> _Data provided_:
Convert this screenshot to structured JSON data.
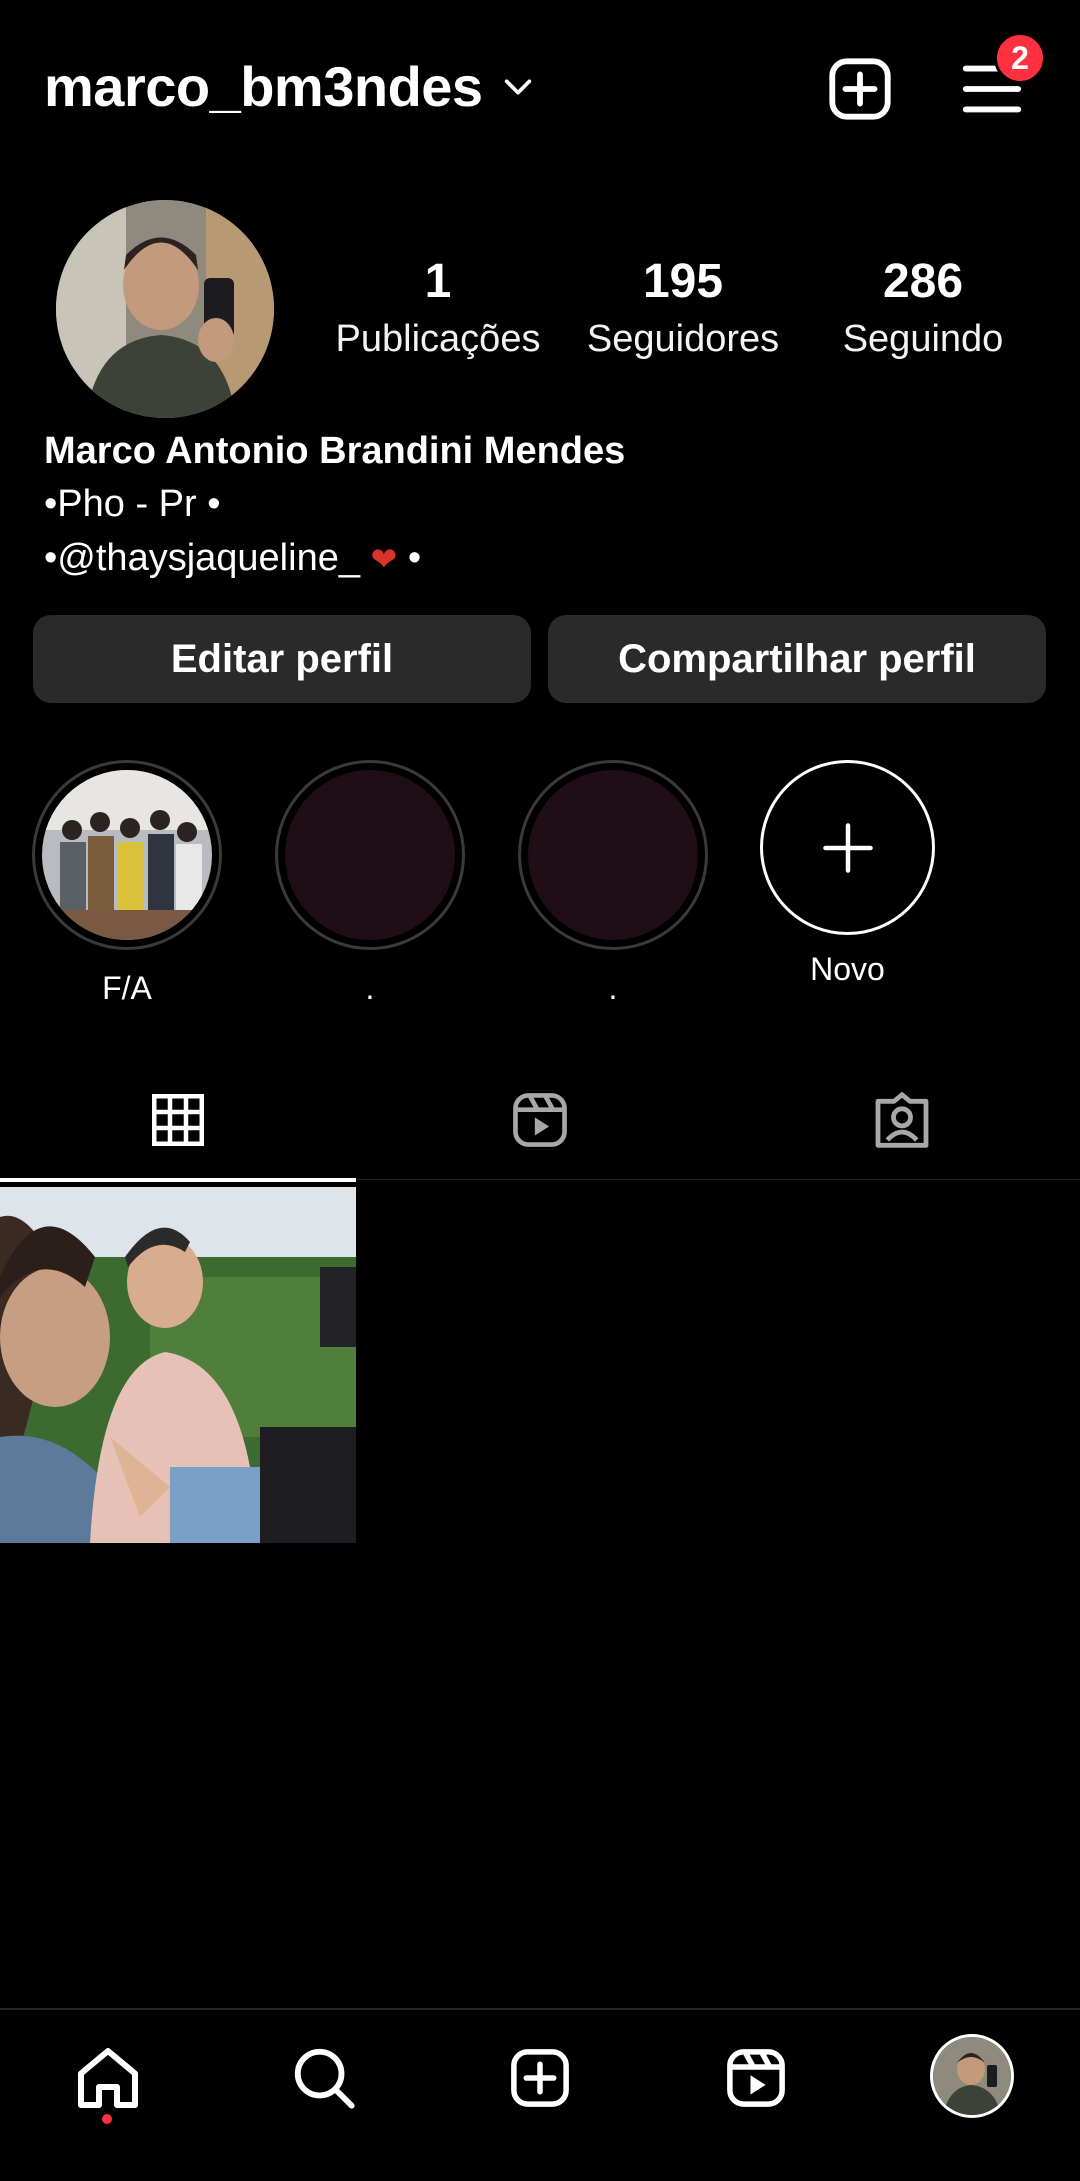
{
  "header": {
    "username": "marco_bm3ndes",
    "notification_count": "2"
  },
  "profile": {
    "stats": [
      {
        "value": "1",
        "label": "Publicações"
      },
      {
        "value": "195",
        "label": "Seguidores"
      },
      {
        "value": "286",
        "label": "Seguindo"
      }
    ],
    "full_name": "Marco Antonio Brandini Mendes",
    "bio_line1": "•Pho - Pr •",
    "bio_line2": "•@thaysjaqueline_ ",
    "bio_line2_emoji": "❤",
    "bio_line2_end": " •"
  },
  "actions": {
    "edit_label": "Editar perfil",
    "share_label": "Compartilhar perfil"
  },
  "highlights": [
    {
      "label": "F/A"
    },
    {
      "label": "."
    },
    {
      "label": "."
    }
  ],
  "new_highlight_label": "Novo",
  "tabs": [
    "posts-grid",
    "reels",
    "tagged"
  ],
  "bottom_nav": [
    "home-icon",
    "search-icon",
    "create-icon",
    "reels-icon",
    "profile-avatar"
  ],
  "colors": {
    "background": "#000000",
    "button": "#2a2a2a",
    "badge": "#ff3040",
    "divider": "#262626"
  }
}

> _Short exercise_:
In the records above, tally the lines where the word "icon" appears, and give the number and nothing else.

> _Worked answer_:
4